Tally the lines that contain the string "milliers" and state that total without comment.

****************

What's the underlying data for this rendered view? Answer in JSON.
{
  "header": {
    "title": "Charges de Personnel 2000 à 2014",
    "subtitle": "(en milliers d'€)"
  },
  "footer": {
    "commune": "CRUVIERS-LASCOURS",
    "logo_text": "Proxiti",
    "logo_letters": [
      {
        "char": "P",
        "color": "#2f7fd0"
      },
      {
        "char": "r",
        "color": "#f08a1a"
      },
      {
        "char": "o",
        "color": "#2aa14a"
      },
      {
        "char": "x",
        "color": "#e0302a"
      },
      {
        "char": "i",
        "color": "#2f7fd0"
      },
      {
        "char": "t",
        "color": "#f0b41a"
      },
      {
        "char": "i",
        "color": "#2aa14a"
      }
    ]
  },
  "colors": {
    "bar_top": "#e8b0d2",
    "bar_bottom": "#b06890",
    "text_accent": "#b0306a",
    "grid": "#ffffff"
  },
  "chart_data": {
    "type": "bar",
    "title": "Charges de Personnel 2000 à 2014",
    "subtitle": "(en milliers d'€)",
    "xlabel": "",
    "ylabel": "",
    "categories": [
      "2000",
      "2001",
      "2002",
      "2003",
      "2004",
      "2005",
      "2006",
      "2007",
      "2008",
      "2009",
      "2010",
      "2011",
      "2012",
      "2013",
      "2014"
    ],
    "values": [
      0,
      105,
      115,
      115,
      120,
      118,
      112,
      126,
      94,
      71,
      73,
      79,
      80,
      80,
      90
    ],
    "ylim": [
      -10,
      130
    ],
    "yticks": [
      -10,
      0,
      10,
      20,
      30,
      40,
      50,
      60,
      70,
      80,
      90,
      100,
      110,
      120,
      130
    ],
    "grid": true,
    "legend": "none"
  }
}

****************

**Finished exercise**
2